## What the task requires
Repeat all the records exactly, omitting pictures.
____________
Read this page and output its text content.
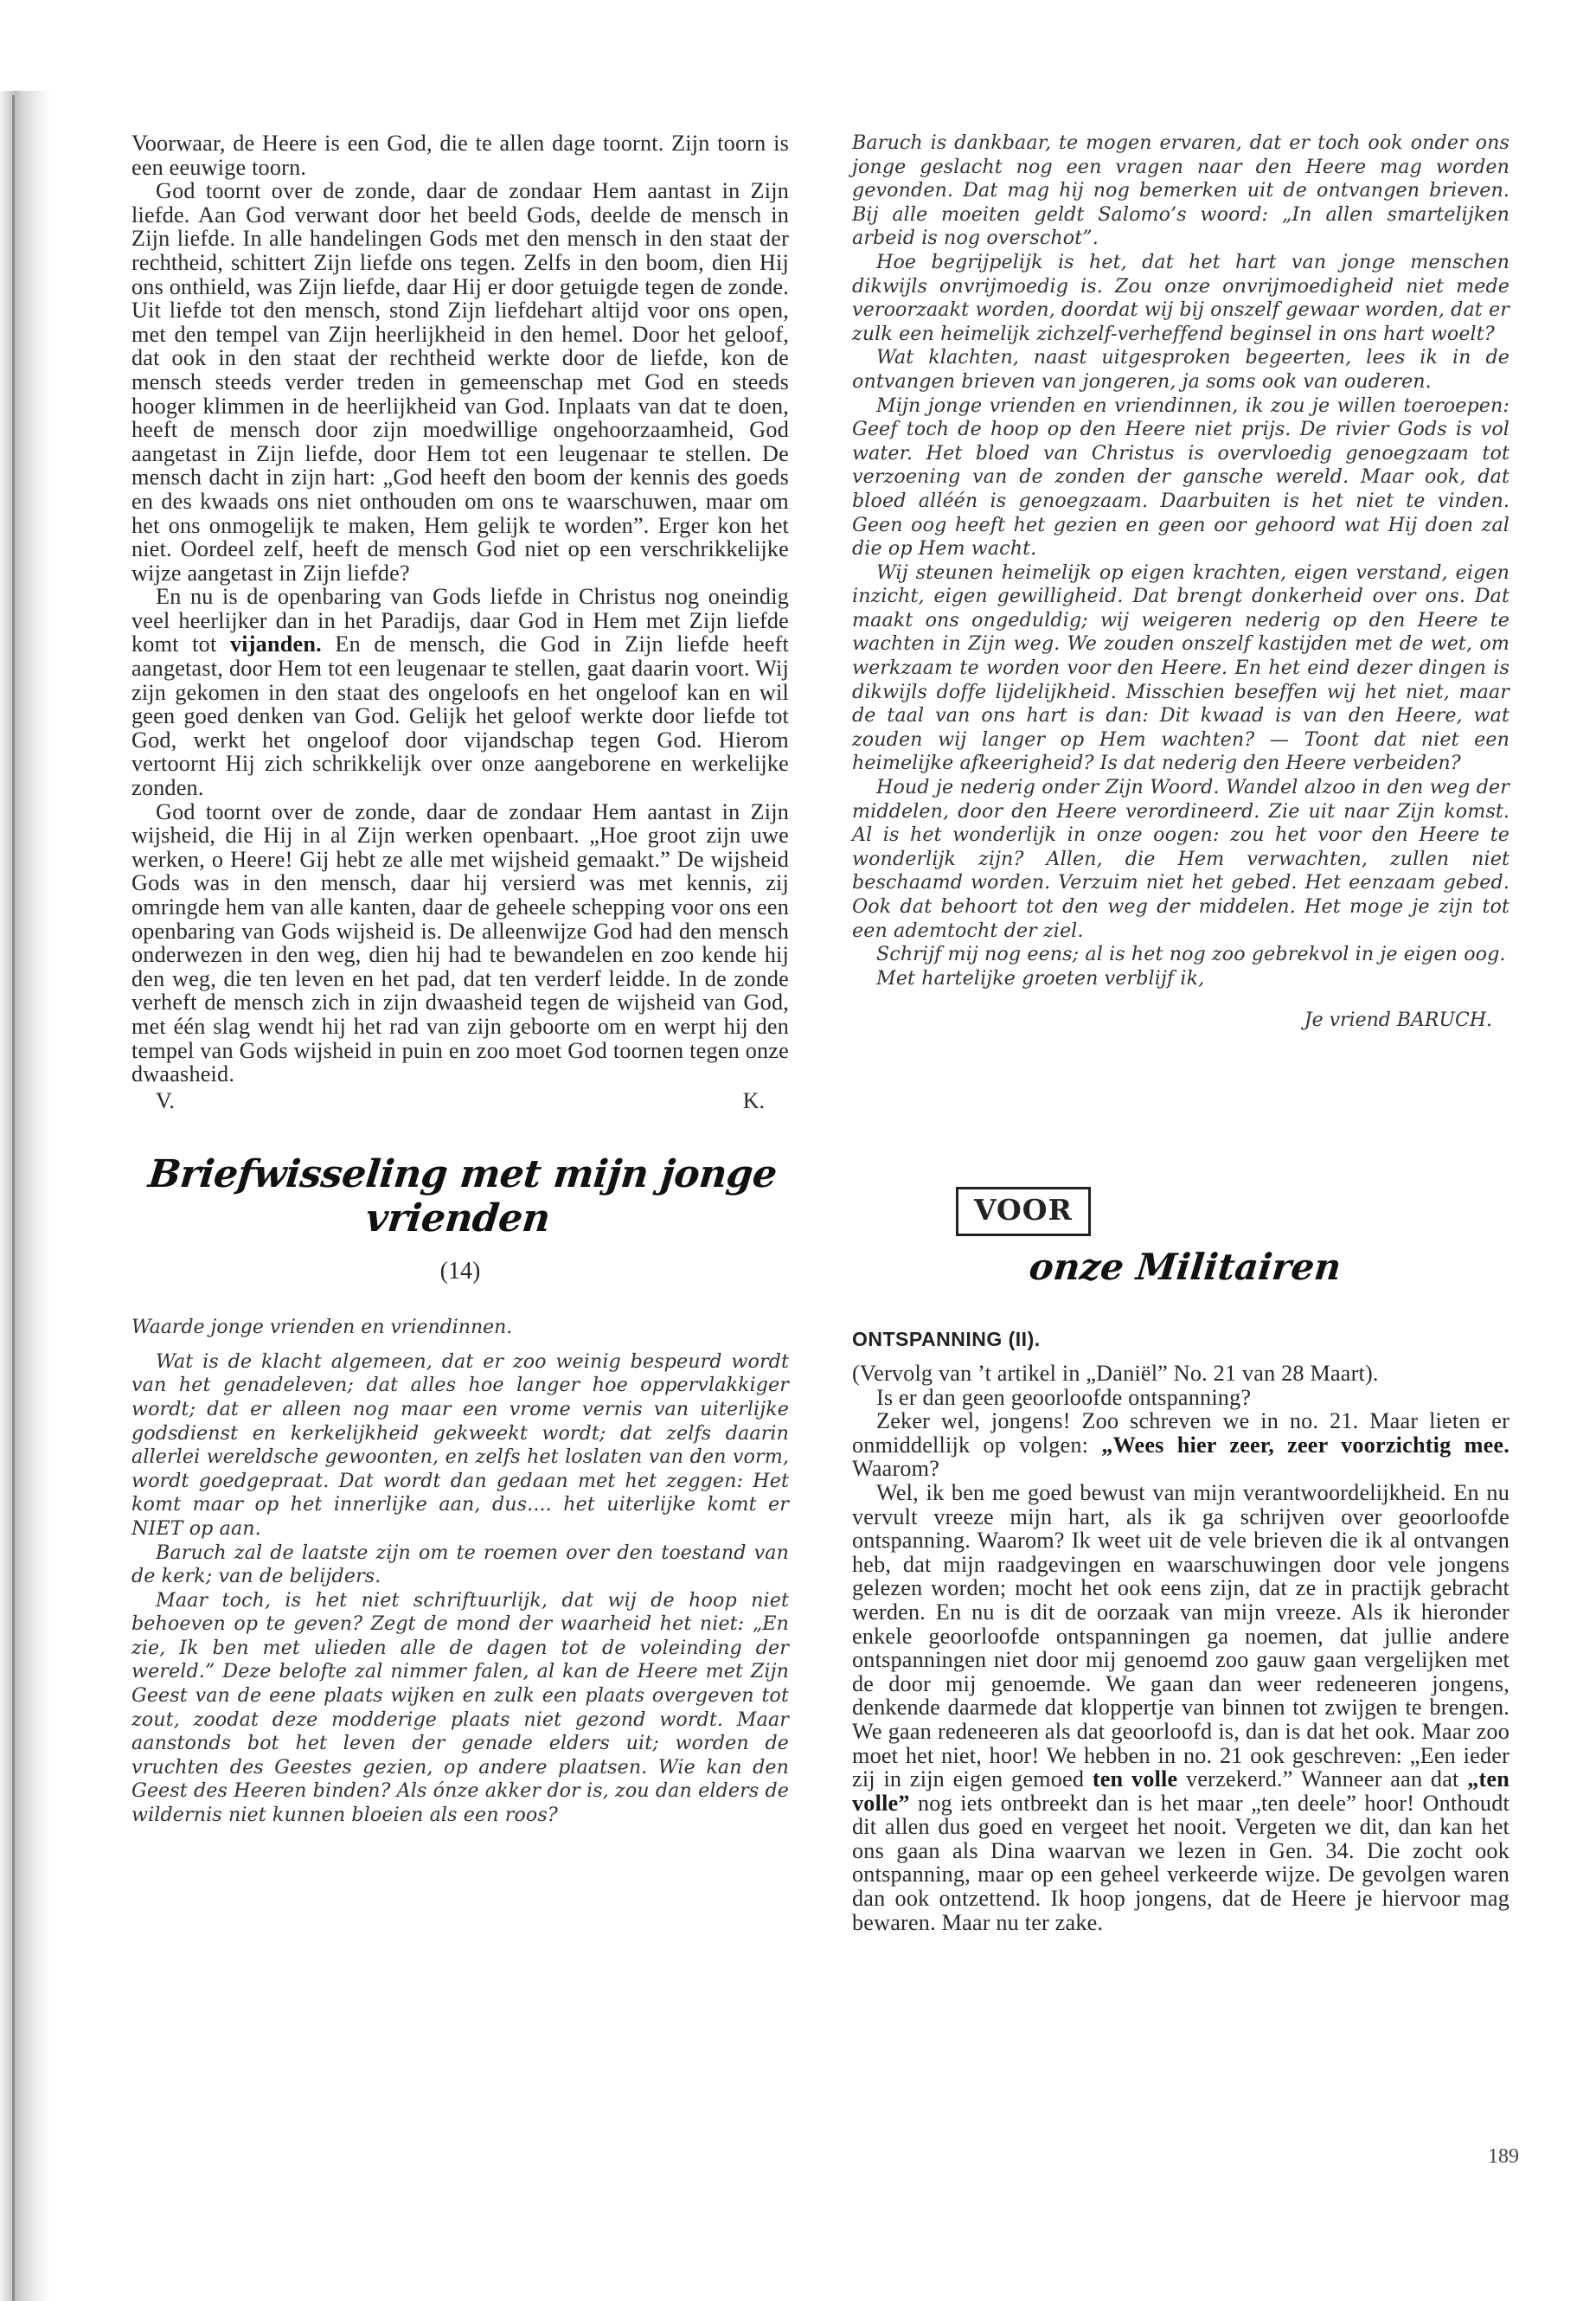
Voorwaar, de Heere is een God, die te allen dage toornt. Zijn toorn is een eeuwige toorn.

God toornt over de zonde, daar de zondaar Hem aantast in Zijn liefde. Aan God verwant door het beeld Gods, deelde de mensch in Zijn liefde. In alle handelingen Gods met den mensch in den staat der rechtheid, schittert Zijn liefde ons tegen. Zelfs in den boom, dien Hij ons onthield, was Zijn liefde, daar Hij er door getuigde tegen de zonde. Uit liefde tot den mensch, stond Zijn liefdehart altijd voor ons open, met den tempel van Zijn heerlijkheid in den hemel. Door het geloof, dat ook in den staat der rechtheid werkte door de liefde, kon de mensch steeds verder treden in gemeenschap met God en steeds hooger klimmen in de heerlijkheid van God. Inplaats van dat te doen, heeft de mensch door zijn moedwillige ongehoorzaamheid, God aangetast in Zijn liefde, door Hem tot een leugenaar te stellen. De mensch dacht in zijn hart: „God heeft den boom der kennis des goeds en des kwaads ons niet onthouden om ons te waarschuwen, maar om het ons onmogelijk te maken, Hem gelijk te worden”. Erger kon het niet. Oordeel zelf, heeft de mensch God niet op een verschrikkelijke wijze aangetast in Zijn liefde?

En nu is de openbaring van Gods liefde in Christus nog oneindig veel heerlijker dan in het Paradijs, daar God in Hem met Zijn liefde komt tot vijanden. En de mensch, die God in Zijn liefde heeft aangetast, door Hem tot een leugenaar te stellen, gaat daarin voort. Wij zijn gekomen in den staat des ongeloofs en het ongeloof kan en wil geen goed denken van God. Gelijk het geloof werkte door liefde tot God, werkt het ongeloof door vijandschap tegen God. Hierom vertoornt Hij zich schrikkelijk over onze aangeborene en werkelijke zonden.

God toornt over de zonde, daar de zondaar Hem aantast in Zijn wijsheid, die Hij in al Zijn werken openbaart. „Hoe groot zijn uwe werken, o Heere! Gij hebt ze alle met wijsheid gemaakt.” De wijsheid Gods was in den mensch, daar hij versierd was met kennis, zij omringde hem van alle kanten, daar de geheele schepping voor ons een openbaring van Gods wijsheid is. De alleenwijze God had den mensch onderwezen in den weg, dien hij had te bewandelen en zoo kende hij den weg, die ten leven en het pad, dat ten verderf leidde. In de zonde verheft de mensch zich in zijn dwaasheid tegen de wijsheid van God, met één slag wendt hij het rad van zijn geboorte om en werpt hij den tempel van Gods wijsheid in puin en zoo moet God toornen tegen onze dwaasheid.

V.	K.
Briefwisseling met mijn jonge vrienden
(14)
Waarde jonge vrienden en vriendinnen.

Wat is de klacht algemeen, dat er zoo weinig bespeurd wordt van het genadeleven; dat alles hoe langer hoe oppervlakkiger wordt; dat er alleen nog maar een vrome vernis van uiterlijke godsdienst en kerkelijkheid gekweekt wordt; dat zelfs daarin allerlei wereldsche gewoonten, en zelfs het loslaten van den vorm, wordt goedgepraat. Dat wordt dan gedaan met het zeggen: Het komt maar op het innerlijke aan, dus.... het uiterlijke komt er NIET op aan.

Baruch zal de laatste zijn om te roemen over den toestand van de kerk; van de belijders.

Maar toch, is het niet schriftuurlijk, dat wij de hoop niet behoeven op te geven? Zegt de mond der waarheid het niet: „En zie, Ik ben met ulieden alle de dagen tot de voleinding der wereld.” Deze belofte zal nimmer falen, al kan de Heere met Zijn Geest van de eene plaats wijken en zulk een plaats overgeven tot zout, zoodat deze modderige plaats niet gezond wordt. Maar aanstonds bot het leven der genade elders uit; worden de vruchten des Geestes gezien, op andere plaatsen. Wie kan den Geest des Heeren binden? Als ónze akker dor is, zou dan elders de wildernis niet kunnen bloeien als een roos?

Baruch is dankbaar, te mogen ervaren, dat er toch ook onder ons jonge geslacht nog een vragen naar den Heere mag worden gevonden. Dat mag hij nog bemerken uit de ontvangen brieven. Bij alle moeiten geldt Salomo’s woord: „In allen smartelijken arbeid is nog overschot”.

Hoe begrijpelijk is het, dat het hart van jonge menschen dikwijls onvrijmoedig is. Zou onze onvrijmoedigheid niet mede veroorzaakt worden, doordat wij bij onszelf gewaar worden, dat er zulk een heimelijk zichzelf-verheffend beginsel in ons hart woelt?

Wat klachten, naast uitgesproken begeerten, lees ik in de ontvangen brieven van jongeren, ja soms ook van ouderen.

Mijn jonge vrienden en vriendinnen, ik zou je willen toeroepen: Geef toch de hoop op den Heere niet prijs. De rivier Gods is vol water. Het bloed van Christus is overvloedig genoegzaam tot verzoening van de zonden der gansche wereld. Maar ook, dat bloed alléén is genoegzaam. Daarbuiten is het niet te vinden. Geen oog heeft het gezien en geen oor gehoord wat Hij doen zal die op Hem wacht.

Wij steunen heimelijk op eigen krachten, eigen verstand, eigen inzicht, eigen gewilligheid. Dat brengt donkerheid over ons. Dat maakt ons ongeduldig; wij weigeren nederig op den Heere te wachten in Zijn weg. We zouden onszelf kastijden met de wet, om werkzaam te worden voor den Heere. En het eind dezer dingen is dikwijls doffe lijdelijkheid. Misschien beseffen wij het niet, maar de taal van ons hart is dan: Dit kwaad is van den Heere, wat zouden wij langer op Hem wachten? — Toont dat niet een heimelijke afkeerigheid? Is dat nederig den Heere verbeiden?

Houd je nederig onder Zijn Woord. Wandel alzoo in den weg der middelen, door den Heere verordineerd. Zie uit naar Zijn komst. Al is het wonderlijk in onze oogen: zou het voor den Heere te wonderlijk zijn? Allen, die Hem verwachten, zullen niet beschaamd worden. Verzuim niet het gebed. Het eenzaam gebed. Ook dat behoort tot den weg der middelen. Het moge je zijn tot een ademtocht der ziel.

Schrijf mij nog eens; al is het nog zoo gebrekvol in je eigen oog.

Met hartelijke groeten verblijf ik,

Je vriend BARUCH.
VOOR
onze Militairen
ONTSPANNING (II).

(Vervolg van ’t artikel in „Daniël” No. 21 van 28 Maart).

Is er dan geen geoorloofde ontspanning?

Zeker wel, jongens! Zoo schreven we in no. 21. Maar lieten er onmiddellijk op volgen: „Wees hier zeer, zeer voorzichtig mee. Waarom?

Wel, ik ben me goed bewust van mijn verantwoordelijkheid. En nu vervult vreeze mijn hart, als ik ga schrijven over geoorloofde ontspanning. Waarom? Ik weet uit de vele brieven die ik al ontvangen heb, dat mijn raadgevingen en waarschuwingen door vele jongens gelezen worden; mocht het ook eens zijn, dat ze in practijk gebracht werden. En nu is dit de oorzaak van mijn vreeze. Als ik hieronder enkele geoorloofde ontspanningen ga noemen, dat jullie andere ontspanningen niet door mij genoemd zoo gauw gaan vergelijken met de door mij genoemde. We gaan dan weer redeneeren jongens, denkende daarmede dat kloppertje van binnen tot zwijgen te brengen. We gaan redeneeren als dat geoorloofd is, dan is dat het ook. Maar zoo moet het niet, hoor! We hebben in no. 21 ook geschreven: „Een ieder zij in zijn eigen gemoed ten volle verzekerd.” Wanneer aan dat „ten volle” nog iets ontbreekt dan is het maar „ten deele” hoor! Onthoudt dit allen dus goed en vergeet het nooit. Vergeten we dit, dan kan het ons gaan als Dina waarvan we lezen in Gen. 34. Die zocht ook ontspanning, maar op een geheel verkeerde wijze. De gevolgen waren dan ook ontzettend. Ik hoop jongens, dat de Heere je hiervoor mag bewaren. Maar nu ter zake.

189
____________
## Response to this exercise
Read this page and output its text content.
Voorwaar, de Heere is een God, die te allen dage toornt. Zijn toorn is een eeuwige toorn.

God toornt over de zonde, daar de zondaar Hem aantast in Zijn liefde. Aan God verwant door het beeld Gods, deelde de mensch in Zijn liefde. In alle handelingen Gods met den mensch in den staat der rechtheid, schittert Zijn liefde ons tegen. Zelfs in den boom, dien Hij ons onthield, was Zijn liefde, daar Hij er door getuigde tegen de zonde. Uit liefde tot den mensch, stond Zijn liefdehart altijd voor ons open, met den tempel van Zijn heerlijkheid in den hemel. Door het geloof, dat ook in den staat der rechtheid werkte door de liefde, kon de mensch steeds verder treden in gemeenschap met God en steeds hooger klimmen in de heerlijkheid van God. Inplaats van dat te doen, heeft de mensch door zijn moedwillige ongehoorzaamheid, God aangetast in Zijn liefde, door Hem tot een leugenaar te stellen. De mensch dacht in zijn hart: „God heeft den boom der kennis des goeds en des kwaads ons niet onthouden om ons te waarschuwen, maar om het ons onmogelijk te maken, Hem gelijk te worden”. Erger kon het niet. Oordeel zelf, heeft de mensch God niet op een verschrikkelijke wijze aangetast in Zijn liefde?

En nu is de openbaring van Gods liefde in Christus nog oneindig veel heerlijker dan in het Paradijs, daar God in Hem met Zijn liefde komt tot vijanden. En de mensch, die God in Zijn liefde heeft aangetast, door Hem tot een leugenaar te stellen, gaat daarin voort. Wij zijn gekomen in den staat des ongeloofs en het ongeloof kan en wil geen goed denken van God. Gelijk het geloof werkte door liefde tot God, werkt het ongeloof door vijandschap tegen God. Hierom vertoornt Hij zich schrikkelijk over onze aangeborene en werkelijke zonden.

God toornt over de zonde, daar de zondaar Hem aantast in Zijn wijsheid, die Hij in al Zijn werken openbaart. „Hoe groot zijn uwe werken, o Heere! Gij hebt ze alle met wijsheid gemaakt.” De wijsheid Gods was in den mensch, daar hij versierd was met kennis, zij omringde hem van alle kanten, daar de geheele schepping voor ons een openbaring van Gods wijsheid is. De alleenwijze God had den mensch onderwezen in den weg, dien hij had te bewandelen en zoo kende hij den weg, die ten leven en het pad, dat ten verderf leidde. In de zonde verheft de mensch zich in zijn dwaasheid tegen de wijsheid van God, met één slag wendt hij het rad van zijn geboorte om en werpt hij den tempel van Gods wijsheid in puin en zoo moet God toornen tegen onze dwaasheid.

V.	K.
Briefwisseling met mijn jonge vrienden
(14)
Waarde jonge vrienden en vriendinnen.

Wat is de klacht algemeen, dat er zoo weinig bespeurd wordt van het genadeleven; dat alles hoe langer hoe oppervlakkiger wordt; dat er alleen nog maar een vrome vernis van uiterlijke godsdienst en kerkelijkheid gekweekt wordt; dat zelfs daarin allerlei wereldsche gewoonten, en zelfs het loslaten van den vorm, wordt goedgepraat. Dat wordt dan gedaan met het zeggen: Het komt maar op het innerlijke aan, dus.... het uiterlijke komt er NIET op aan.

Baruch zal de laatste zijn om te roemen over den toestand van de kerk; van de belijders.

Maar toch, is het niet schriftuurlijk, dat wij de hoop niet behoeven op te geven? Zegt de mond der waarheid het niet: „En zie, Ik ben met ulieden alle de dagen tot de voleinding der wereld.” Deze belofte zal nimmer falen, al kan de Heere met Zijn Geest van de eene plaats wijken en zulk een plaats overgeven tot zout, zoodat deze modderige plaats niet gezond wordt. Maar aanstonds bot het leven der genade elders uit; worden de vruchten des Geestes gezien, op andere plaatsen. Wie kan den Geest des Heeren binden? Als ónze akker dor is, zou dan elders de wildernis niet kunnen bloeien als een roos?

Baruch is dankbaar, te mogen ervaren, dat er toch ook onder ons jonge geslacht nog een vragen naar den Heere mag worden gevonden. Dat mag hij nog bemerken uit de ontvangen brieven. Bij alle moeiten geldt Salomo’s woord: „In allen smartelijken arbeid is nog overschot”.

Hoe begrijpelijk is het, dat het hart van jonge menschen dikwijls onvrijmoedig is. Zou onze onvrijmoedigheid niet mede veroorzaakt worden, doordat wij bij onszelf gewaar worden, dat er zulk een heimelijk zichzelf-verheffend beginsel in ons hart woelt?

Wat klachten, naast uitgesproken begeerten, lees ik in de ontvangen brieven van jongeren, ja soms ook van ouderen.

Mijn jonge vrienden en vriendinnen, ik zou je willen toeroepen: Geef toch de hoop op den Heere niet prijs. De rivier Gods is vol water. Het bloed van Christus is overvloedig genoegzaam tot verzoening van de zonden der gansche wereld. Maar ook, dat bloed alléén is genoegzaam. Daarbuiten is het niet te vinden. Geen oog heeft het gezien en geen oor gehoord wat Hij doen zal die op Hem wacht.

Wij steunen heimelijk op eigen krachten, eigen verstand, eigen inzicht, eigen gewilligheid. Dat brengt donkerheid over ons. Dat maakt ons ongeduldig; wij weigeren nederig op den Heere te wachten in Zijn weg. We zouden onszelf kastijden met de wet, om werkzaam te worden voor den Heere. En het eind dezer dingen is dikwijls doffe lijdelijkheid. Misschien beseffen wij het niet, maar de taal van ons hart is dan: Dit kwaad is van den Heere, wat zouden wij langer op Hem wachten? — Toont dat niet een heimelijke afkeerigheid? Is dat nederig den Heere verbeiden?

Houd je nederig onder Zijn Woord. Wandel alzoo in den weg der middelen, door den Heere verordineerd. Zie uit naar Zijn komst. Al is het wonderlijk in onze oogen: zou het voor den Heere te wonderlijk zijn? Allen, die Hem verwachten, zullen niet beschaamd worden. Verzuim niet het gebed. Het eenzaam gebed. Ook dat behoort tot den weg der middelen. Het moge je zijn tot een ademtocht der ziel.

Schrijf mij nog eens; al is het nog zoo gebrekvol in je eigen oog.

Met hartelijke groeten verblijf ik,

Je vriend BARUCH.
VOOR
onze Militairen
ONTSPANNING (II).

(Vervolg van ’t artikel in „Daniël” No. 21 van 28 Maart).

Is er dan geen geoorloofde ontspanning?

Zeker wel, jongens! Zoo schreven we in no. 21. Maar lieten er onmiddellijk op volgen: „Wees hier zeer, zeer voorzichtig mee. Waarom?

Wel, ik ben me goed bewust van mijn verantwoordelijkheid. En nu vervult vreeze mijn hart, als ik ga schrijven over geoorloofde ontspanning. Waarom? Ik weet uit de vele brieven die ik al ontvangen heb, dat mijn raadgevingen en waarschuwingen door vele jongens gelezen worden; mocht het ook eens zijn, dat ze in practijk gebracht werden. En nu is dit de oorzaak van mijn vreeze. Als ik hieronder enkele geoorloofde ontspanningen ga noemen, dat jullie andere ontspanningen niet door mij genoemd zoo gauw gaan vergelijken met de door mij genoemde. We gaan dan weer redeneeren jongens, denkende daarmede dat kloppertje van binnen tot zwijgen te brengen. We gaan redeneeren als dat geoorloofd is, dan is dat het ook. Maar zoo moet het niet, hoor! We hebben in no. 21 ook geschreven: „Een ieder zij in zijn eigen gemoed ten volle verzekerd.” Wanneer aan dat „ten volle” nog iets ontbreekt dan is het maar „ten deele” hoor! Onthoudt dit allen dus goed en vergeet het nooit. Vergeten we dit, dan kan het ons gaan als Dina waarvan we lezen in Gen. 34. Die zocht ook ontspanning, maar op een geheel verkeerde wijze. De gevolgen waren dan ook ontzettend. Ik hoop jongens, dat de Heere je hiervoor mag bewaren. Maar nu ter zake.

189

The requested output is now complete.